## Begin Records shown

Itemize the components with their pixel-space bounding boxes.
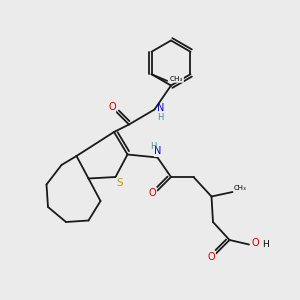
Text: N: N bbox=[157, 103, 164, 113]
Text: O: O bbox=[208, 251, 215, 262]
Text: O: O bbox=[252, 238, 260, 248]
Text: CH₃: CH₃ bbox=[234, 185, 247, 191]
Text: CH₃: CH₃ bbox=[170, 76, 184, 82]
Text: H: H bbox=[157, 112, 164, 122]
Text: N: N bbox=[154, 146, 162, 157]
Text: O: O bbox=[108, 102, 116, 112]
Text: H: H bbox=[262, 240, 269, 249]
Text: H: H bbox=[150, 142, 157, 151]
Text: S: S bbox=[117, 178, 123, 188]
Text: O: O bbox=[148, 188, 156, 198]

## End Records shown

The exercise: Edit the records so that every "bbox" reads "box" and nothing else changes. Leave the pictures out of your answer.

Full response:
Itemize the components with their pixel-space bounding boxes.
Text: N: N box=[157, 103, 164, 113]
Text: O: O box=[208, 251, 215, 262]
Text: O: O box=[252, 238, 260, 248]
Text: CH₃: CH₃ box=[234, 185, 247, 191]
Text: CH₃: CH₃ box=[170, 76, 184, 82]
Text: H: H box=[157, 112, 164, 122]
Text: N: N box=[154, 146, 162, 157]
Text: O: O box=[108, 102, 116, 112]
Text: H: H box=[262, 240, 269, 249]
Text: H: H box=[150, 142, 157, 151]
Text: S: S box=[117, 178, 123, 188]
Text: O: O box=[148, 188, 156, 198]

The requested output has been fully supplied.